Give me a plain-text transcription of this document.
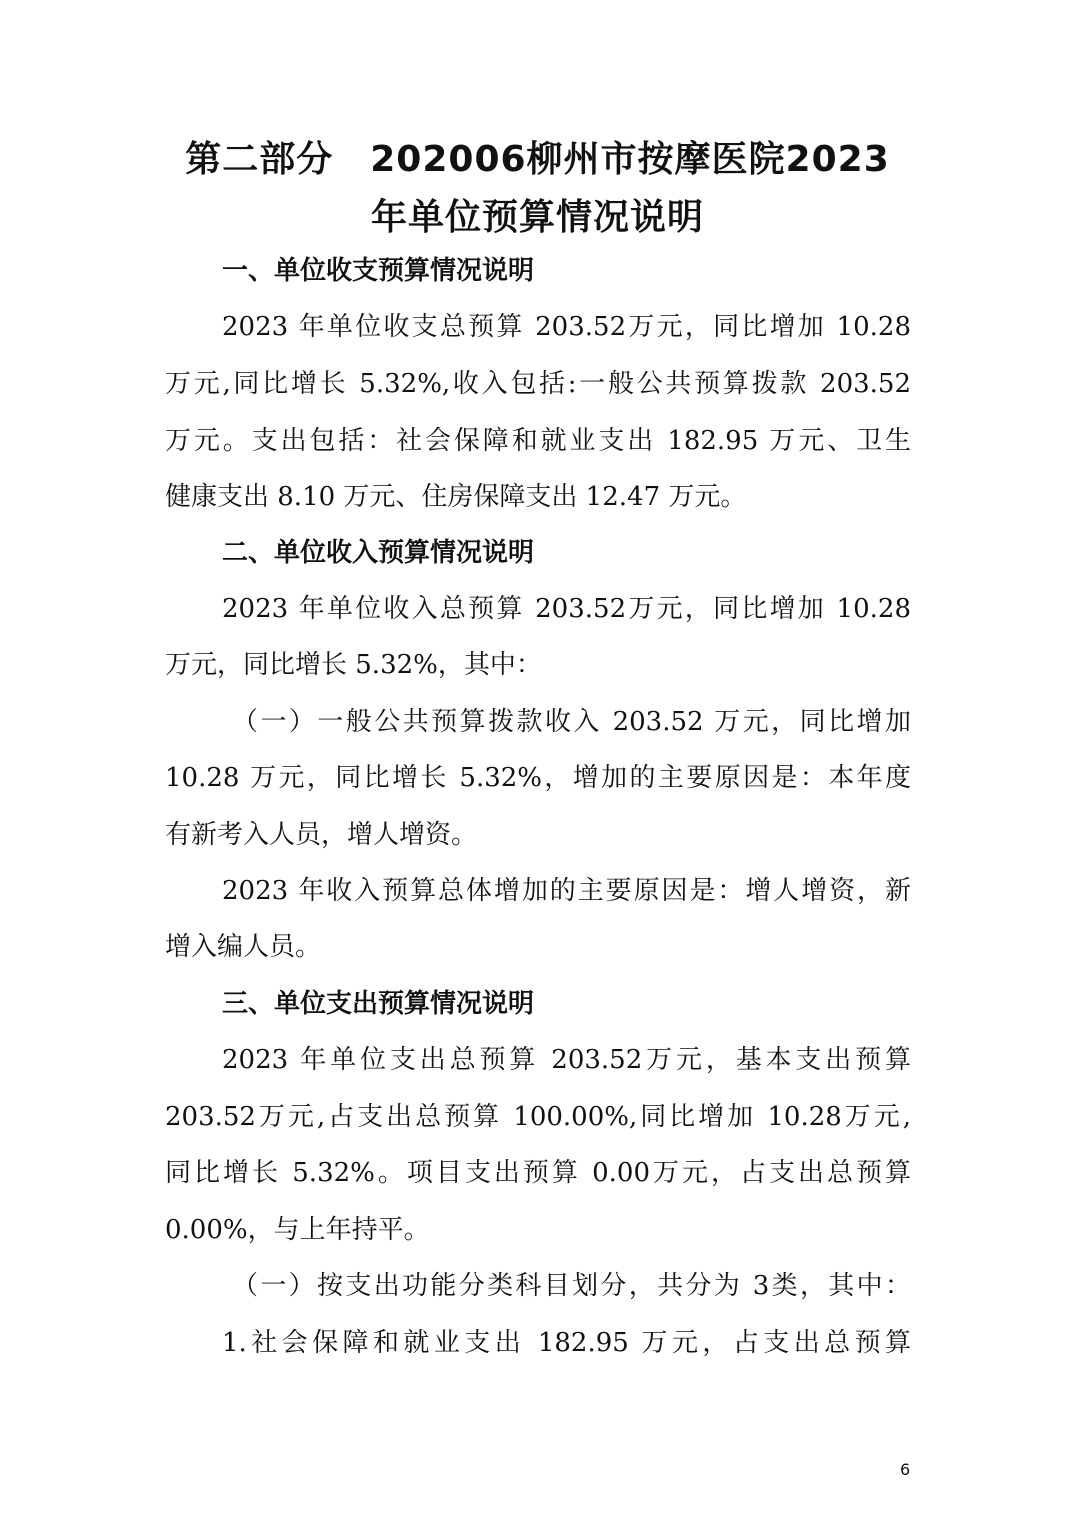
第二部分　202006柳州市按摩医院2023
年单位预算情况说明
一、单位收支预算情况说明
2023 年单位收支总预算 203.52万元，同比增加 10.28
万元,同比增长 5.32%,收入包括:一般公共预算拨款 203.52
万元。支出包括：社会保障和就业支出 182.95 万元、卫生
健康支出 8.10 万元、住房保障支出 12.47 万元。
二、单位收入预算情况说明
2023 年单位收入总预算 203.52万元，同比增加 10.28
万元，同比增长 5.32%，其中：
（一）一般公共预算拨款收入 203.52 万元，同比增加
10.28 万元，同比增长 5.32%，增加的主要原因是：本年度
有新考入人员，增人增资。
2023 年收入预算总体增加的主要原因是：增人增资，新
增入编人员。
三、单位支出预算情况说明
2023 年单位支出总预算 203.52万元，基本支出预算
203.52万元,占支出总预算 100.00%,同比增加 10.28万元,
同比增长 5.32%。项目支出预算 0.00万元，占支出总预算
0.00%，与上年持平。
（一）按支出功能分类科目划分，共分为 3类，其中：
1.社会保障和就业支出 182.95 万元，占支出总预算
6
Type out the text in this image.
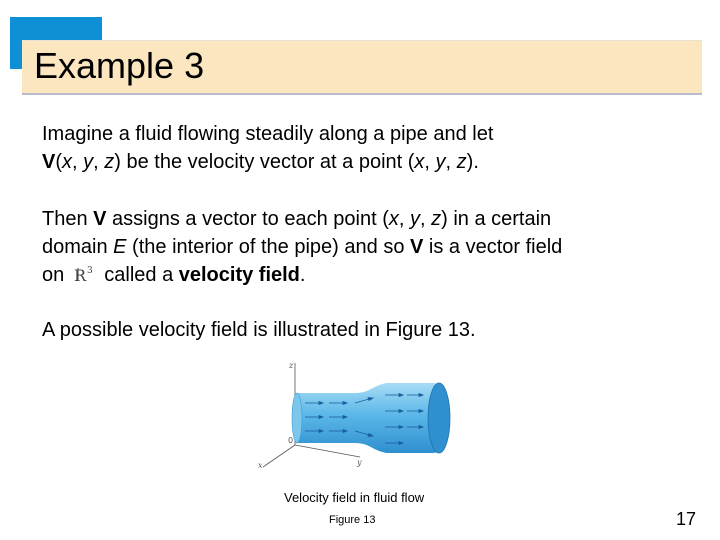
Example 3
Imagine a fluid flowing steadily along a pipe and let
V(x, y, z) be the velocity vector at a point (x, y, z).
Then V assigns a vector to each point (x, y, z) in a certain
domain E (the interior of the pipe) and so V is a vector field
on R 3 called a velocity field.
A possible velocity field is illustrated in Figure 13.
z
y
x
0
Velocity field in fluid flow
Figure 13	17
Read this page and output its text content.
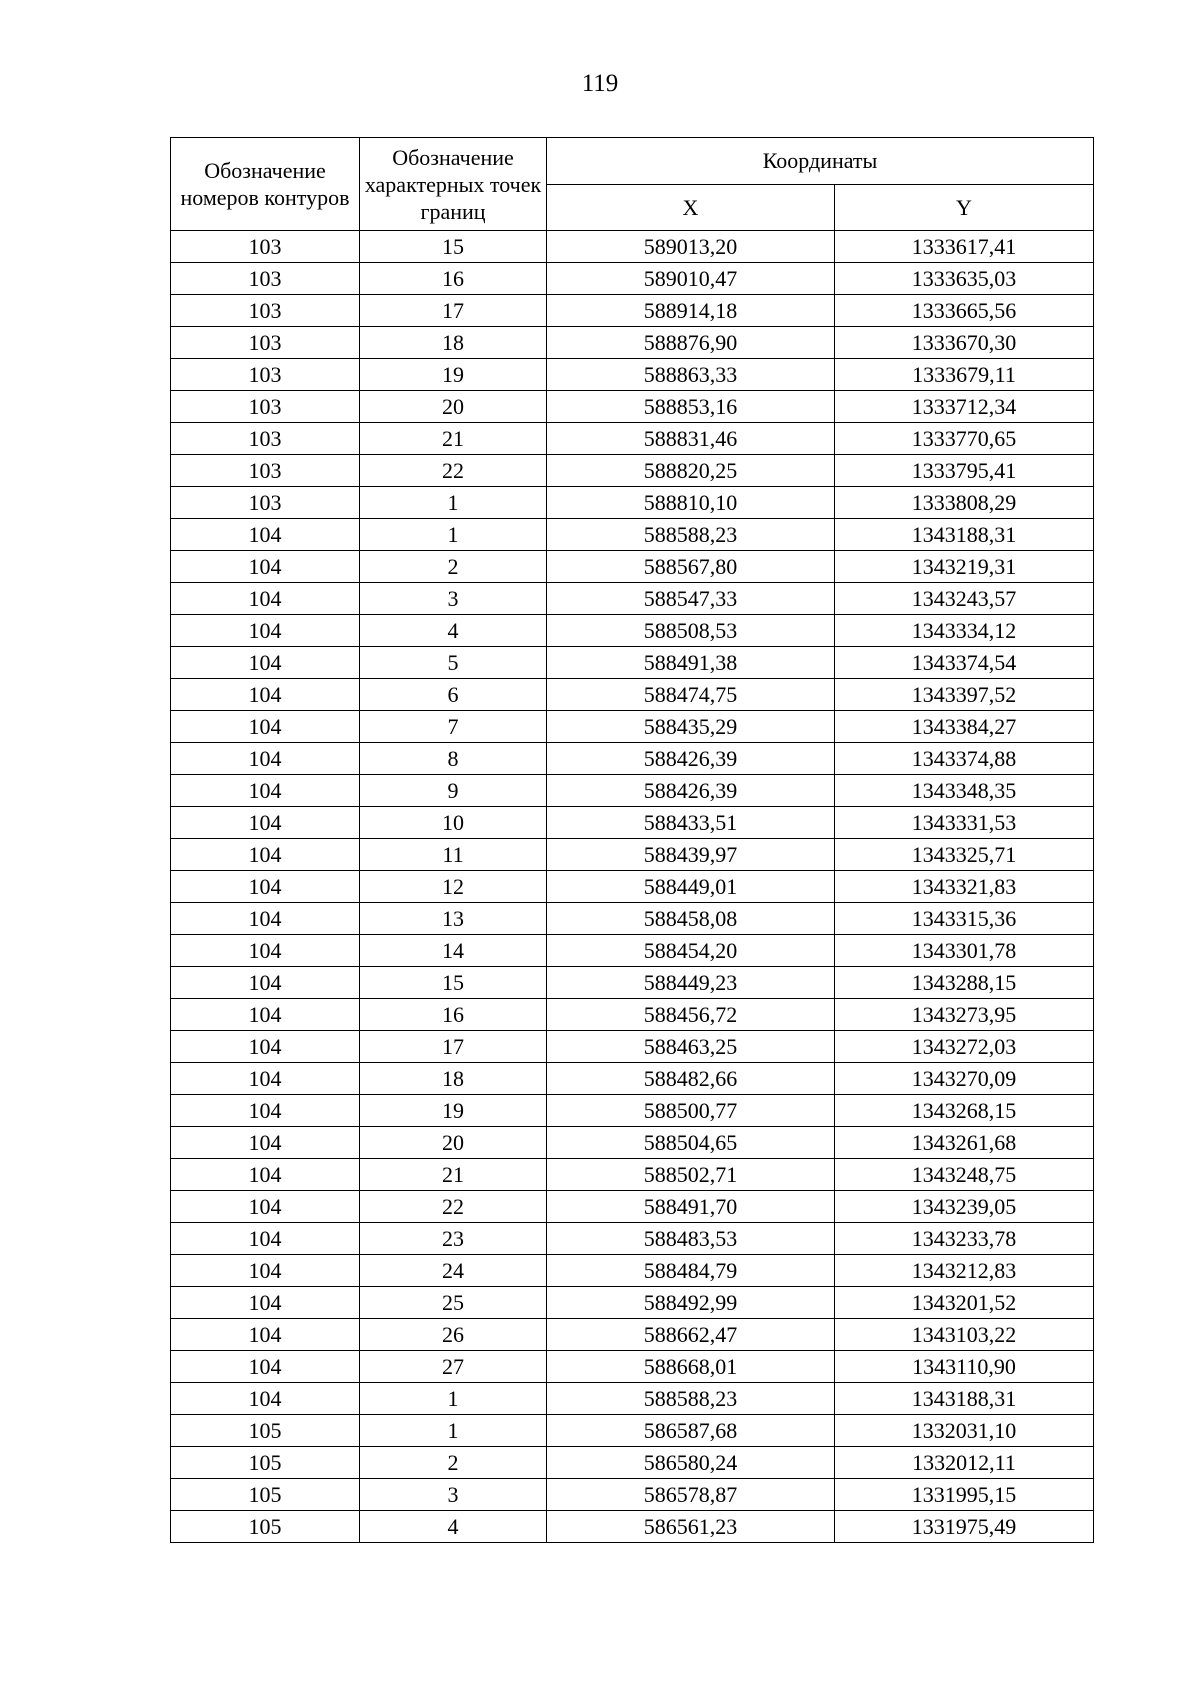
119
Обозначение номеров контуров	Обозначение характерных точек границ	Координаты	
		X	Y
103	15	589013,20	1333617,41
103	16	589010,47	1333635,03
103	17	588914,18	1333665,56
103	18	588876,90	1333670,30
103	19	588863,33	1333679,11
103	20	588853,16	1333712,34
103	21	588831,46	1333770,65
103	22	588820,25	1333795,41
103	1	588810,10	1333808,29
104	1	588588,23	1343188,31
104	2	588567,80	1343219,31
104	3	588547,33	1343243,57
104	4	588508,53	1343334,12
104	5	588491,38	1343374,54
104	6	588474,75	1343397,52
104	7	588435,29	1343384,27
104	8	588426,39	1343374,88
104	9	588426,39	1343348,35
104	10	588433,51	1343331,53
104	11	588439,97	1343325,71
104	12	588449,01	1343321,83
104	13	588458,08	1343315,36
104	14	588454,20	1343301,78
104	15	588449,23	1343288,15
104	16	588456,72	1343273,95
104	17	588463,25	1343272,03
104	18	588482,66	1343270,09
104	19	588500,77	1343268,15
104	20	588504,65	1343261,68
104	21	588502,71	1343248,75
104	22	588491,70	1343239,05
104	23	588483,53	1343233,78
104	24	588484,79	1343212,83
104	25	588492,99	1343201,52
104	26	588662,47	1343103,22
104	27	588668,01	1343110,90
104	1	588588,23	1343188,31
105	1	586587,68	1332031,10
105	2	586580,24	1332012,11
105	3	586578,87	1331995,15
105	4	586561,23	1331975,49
────────
__Instructions to follow__. Make an exact copy of every entry above, minus the images.

__Exercise result__.
Give me a plain-text transcription of this document.
第二部分　202006柳州市按摩医院2023
年单位预算情况说明
一、单位收支预算情况说明
2023 年单位收支总预算 203.52万元，同比增加 10.28
万元,同比增长 5.32%,收入包括:一般公共预算拨款 203.52
万元。支出包括：社会保障和就业支出 182.95 万元、卫生
健康支出 8.10 万元、住房保障支出 12.47 万元。
二、单位收入预算情况说明
2023 年单位收入总预算 203.52万元，同比增加 10.28
万元，同比增长 5.32%，其中：
（一）一般公共预算拨款收入 203.52 万元，同比增加
10.28 万元，同比增长 5.32%，增加的主要原因是：本年度
有新考入人员，增人增资。
2023 年收入预算总体增加的主要原因是：增人增资，新
增入编人员。
三、单位支出预算情况说明
2023 年单位支出总预算 203.52万元，基本支出预算
203.52万元,占支出总预算 100.00%,同比增加 10.28万元,
同比增长 5.32%。项目支出预算 0.00万元，占支出总预算
0.00%，与上年持平。
（一）按支出功能分类科目划分，共分为 3类，其中：
1.社会保障和就业支出 182.95 万元，占支出总预算
6
Type out the text in this image.
Example 3
Imagine a fluid flowing steadily along a pipe and let
V(x, y, z) be the velocity vector at a point (x, y, z).
Then V assigns a vector to each point (x, y, z) in a certain
domain E (the interior of the pipe) and so V is a vector field
on R 3 called a velocity field.
A possible velocity field is illustrated in Figure 13.
z
y
x
0
Velocity field in fluid flow
Figure 13	17
Read this page and output its text content.
119
Обозначение номеров контуров	Обозначение характерных точек границ	Координаты	
		X	Y
103	15	589013,20	1333617,41
103	16	589010,47	1333635,03
103	17	588914,18	1333665,56
103	18	588876,90	1333670,30
103	19	588863,33	1333679,11
103	20	588853,16	1333712,34
103	21	588831,46	1333770,65
103	22	588820,25	1333795,41
103	1	588810,10	1333808,29
104	1	588588,23	1343188,31
104	2	588567,80	1343219,31
104	3	588547,33	1343243,57
104	4	588508,53	1343334,12
104	5	588491,38	1343374,54
104	6	588474,75	1343397,52
104	7	588435,29	1343384,27
104	8	588426,39	1343374,88
104	9	588426,39	1343348,35
104	10	588433,51	1343331,53
104	11	588439,97	1343325,71
104	12	588449,01	1343321,83
104	13	588458,08	1343315,36
104	14	588454,20	1343301,78
104	15	588449,23	1343288,15
104	16	588456,72	1343273,95
104	17	588463,25	1343272,03
104	18	588482,66	1343270,09
104	19	588500,77	1343268,15
104	20	588504,65	1343261,68
104	21	588502,71	1343248,75
104	22	588491,70	1343239,05
104	23	588483,53	1343233,78
104	24	588484,79	1343212,83
104	25	588492,99	1343201,52
104	26	588662,47	1343103,22
104	27	588668,01	1343110,90
104	1	588588,23	1343188,31
105	1	586587,68	1332031,10
105	2	586580,24	1332012,11
105	3	586578,87	1331995,15
105	4	586561,23	1331975,49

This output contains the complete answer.